Stored data:
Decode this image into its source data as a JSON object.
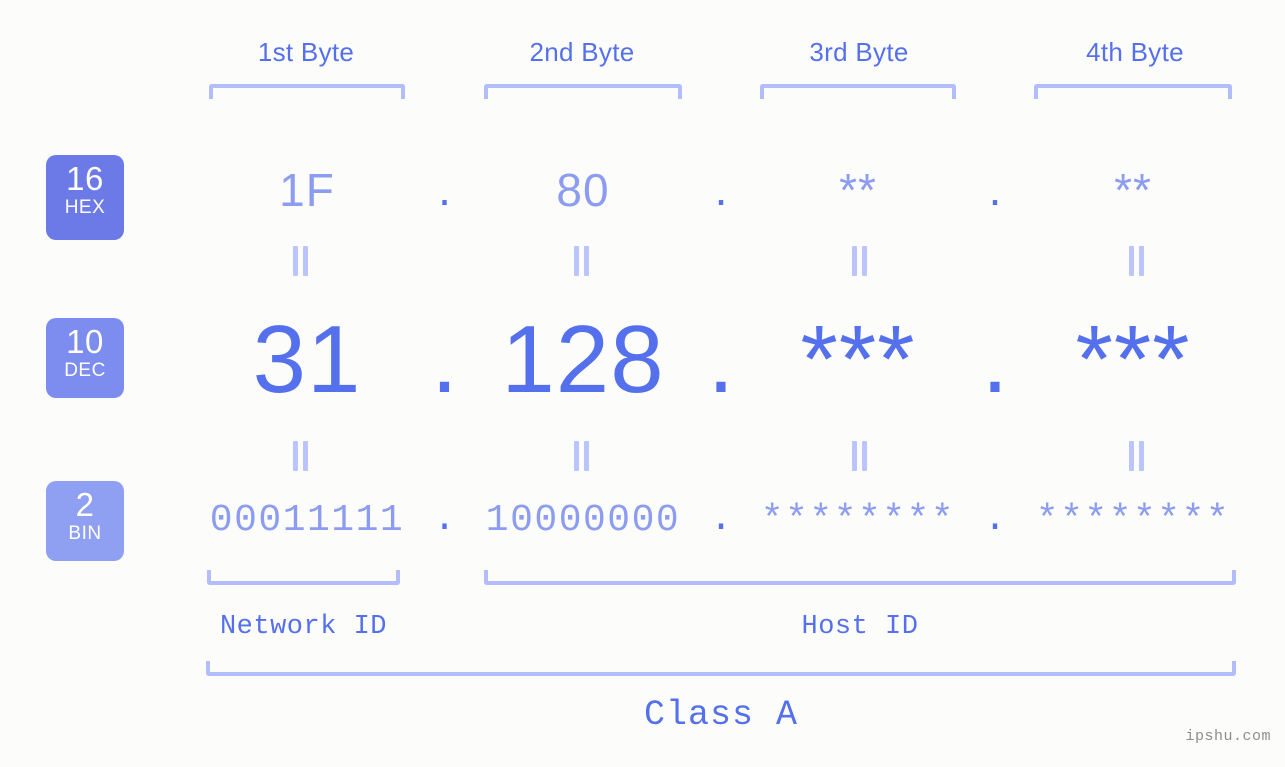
{
  "background_color": "#fcfdfa",
  "accent_dark": "#5570ec",
  "accent_mid": "#8c9cf0",
  "accent_light": "#b4bdfb",
  "headers": {
    "byte1": "1st Byte",
    "byte2": "2nd Byte",
    "byte3": "3rd Byte",
    "byte4": "4th Byte"
  },
  "bases": [
    {
      "number": "16",
      "label": "HEX",
      "color": "#6c7ae8"
    },
    {
      "number": "10",
      "label": "DEC",
      "color": "#7c8cef"
    },
    {
      "number": "2",
      "label": "BIN",
      "color": "#8fa0f3"
    }
  ],
  "separator": ".",
  "rows": {
    "hex": {
      "b1": "1F",
      "b2": "80",
      "b3": "**",
      "b4": "**"
    },
    "dec": {
      "b1": "31",
      "b2": "128",
      "b3": "***",
      "b4": "***"
    },
    "bin": {
      "b1": "00011111",
      "b2": "10000000",
      "b3": "********",
      "b4": "********"
    }
  },
  "equals_symbol": "=",
  "sections": {
    "network_id": "Network ID",
    "host_id": "Host ID",
    "class": "Class A"
  },
  "watermark": "ipshu.com"
}
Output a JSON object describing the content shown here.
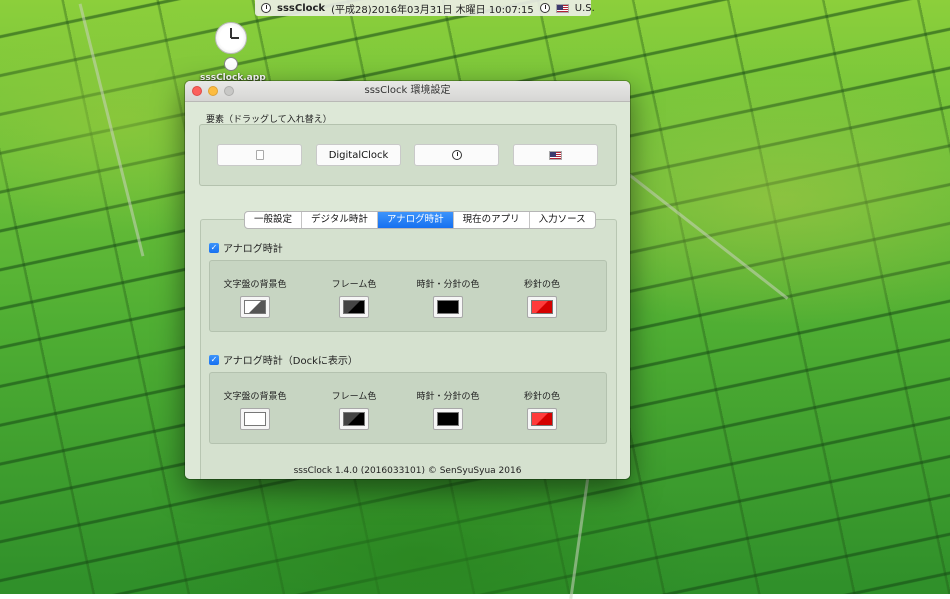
{
  "menubar": {
    "app_name": "sssClock",
    "datetime": "(平成28)2016年03月31日 木曜日 10:07:15",
    "input_source": "U.S."
  },
  "desktop": {
    "icon_label": "sssClock.app"
  },
  "window": {
    "title": "sssClock 環境設定",
    "elements_label": "要素（ドラッグして入れ替え）",
    "elements": [
      "",
      "DigitalClock",
      "",
      ""
    ],
    "tabs": [
      {
        "label": "一般設定",
        "active": false
      },
      {
        "label": "デジタル時計",
        "active": false
      },
      {
        "label": "アナログ時計",
        "active": true
      },
      {
        "label": "現在のアプリ",
        "active": false
      },
      {
        "label": "入力ソース",
        "active": false
      }
    ],
    "section1": {
      "checkbox_label": "アナログ時計",
      "checked": true,
      "colors": [
        {
          "label": "文字盤の背景色",
          "swatch": "gray-white"
        },
        {
          "label": "フレーム色",
          "swatch": "dark-gray"
        },
        {
          "label": "時針・分針の色",
          "swatch": "#000000"
        },
        {
          "label": "秒針の色",
          "swatch": "#e8141c"
        }
      ]
    },
    "section2": {
      "checkbox_label": "アナログ時計（Dockに表示）",
      "checked": true,
      "colors": [
        {
          "label": "文字盤の背景色",
          "swatch": "#ffffff"
        },
        {
          "label": "フレーム色",
          "swatch": "dark-gray"
        },
        {
          "label": "時針・分針の色",
          "swatch": "#000000"
        },
        {
          "label": "秒針の色",
          "swatch": "#e8141c"
        }
      ]
    },
    "footer": "sssClock 1.4.0 (2016033101) © SenSyuSyua 2016"
  },
  "colors": {
    "accent": "#1670f0",
    "close": "#fc605c",
    "minimize": "#fdbc40"
  }
}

▶ _Task details_
Set down every record once more, word for word, without pictures.

▶ _Solved exercise_
Decode this image into its source data as a JSON object.
{
  "background_color": "#fcfdfa",
  "accent_dark": "#5570ec",
  "accent_mid": "#8c9cf0",
  "accent_light": "#b4bdfb",
  "headers": {
    "byte1": "1st Byte",
    "byte2": "2nd Byte",
    "byte3": "3rd Byte",
    "byte4": "4th Byte"
  },
  "bases": [
    {
      "number": "16",
      "label": "HEX",
      "color": "#6c7ae8"
    },
    {
      "number": "10",
      "label": "DEC",
      "color": "#7c8cef"
    },
    {
      "number": "2",
      "label": "BIN",
      "color": "#8fa0f3"
    }
  ],
  "separator": ".",
  "rows": {
    "hex": {
      "b1": "1F",
      "b2": "80",
      "b3": "**",
      "b4": "**"
    },
    "dec": {
      "b1": "31",
      "b2": "128",
      "b3": "***",
      "b4": "***"
    },
    "bin": {
      "b1": "00011111",
      "b2": "10000000",
      "b3": "********",
      "b4": "********"
    }
  },
  "equals_symbol": "=",
  "sections": {
    "network_id": "Network ID",
    "host_id": "Host ID",
    "class": "Class A"
  },
  "watermark": "ipshu.com"
}
Output a JSON object describing the content shown here.
{
  "menubar": {
    "app_name": "sssClock",
    "datetime": "(平成28)2016年03月31日 木曜日 10:07:15",
    "input_source": "U.S."
  },
  "desktop": {
    "icon_label": "sssClock.app"
  },
  "window": {
    "title": "sssClock 環境設定",
    "elements_label": "要素（ドラッグして入れ替え）",
    "elements": [
      "",
      "DigitalClock",
      "",
      ""
    ],
    "tabs": [
      {
        "label": "一般設定",
        "active": false
      },
      {
        "label": "デジタル時計",
        "active": false
      },
      {
        "label": "アナログ時計",
        "active": true
      },
      {
        "label": "現在のアプリ",
        "active": false
      },
      {
        "label": "入力ソース",
        "active": false
      }
    ],
    "section1": {
      "checkbox_label": "アナログ時計",
      "checked": true,
      "colors": [
        {
          "label": "文字盤の背景色",
          "swatch": "gray-white"
        },
        {
          "label": "フレーム色",
          "swatch": "dark-gray"
        },
        {
          "label": "時針・分針の色",
          "swatch": "#000000"
        },
        {
          "label": "秒針の色",
          "swatch": "#e8141c"
        }
      ]
    },
    "section2": {
      "checkbox_label": "アナログ時計（Dockに表示）",
      "checked": true,
      "colors": [
        {
          "label": "文字盤の背景色",
          "swatch": "#ffffff"
        },
        {
          "label": "フレーム色",
          "swatch": "dark-gray"
        },
        {
          "label": "時針・分針の色",
          "swatch": "#000000"
        },
        {
          "label": "秒針の色",
          "swatch": "#e8141c"
        }
      ]
    },
    "footer": "sssClock 1.4.0 (2016033101) © SenSyuSyua 2016"
  },
  "colors": {
    "accent": "#1670f0",
    "close": "#fc605c",
    "minimize": "#fdbc40"
  }
}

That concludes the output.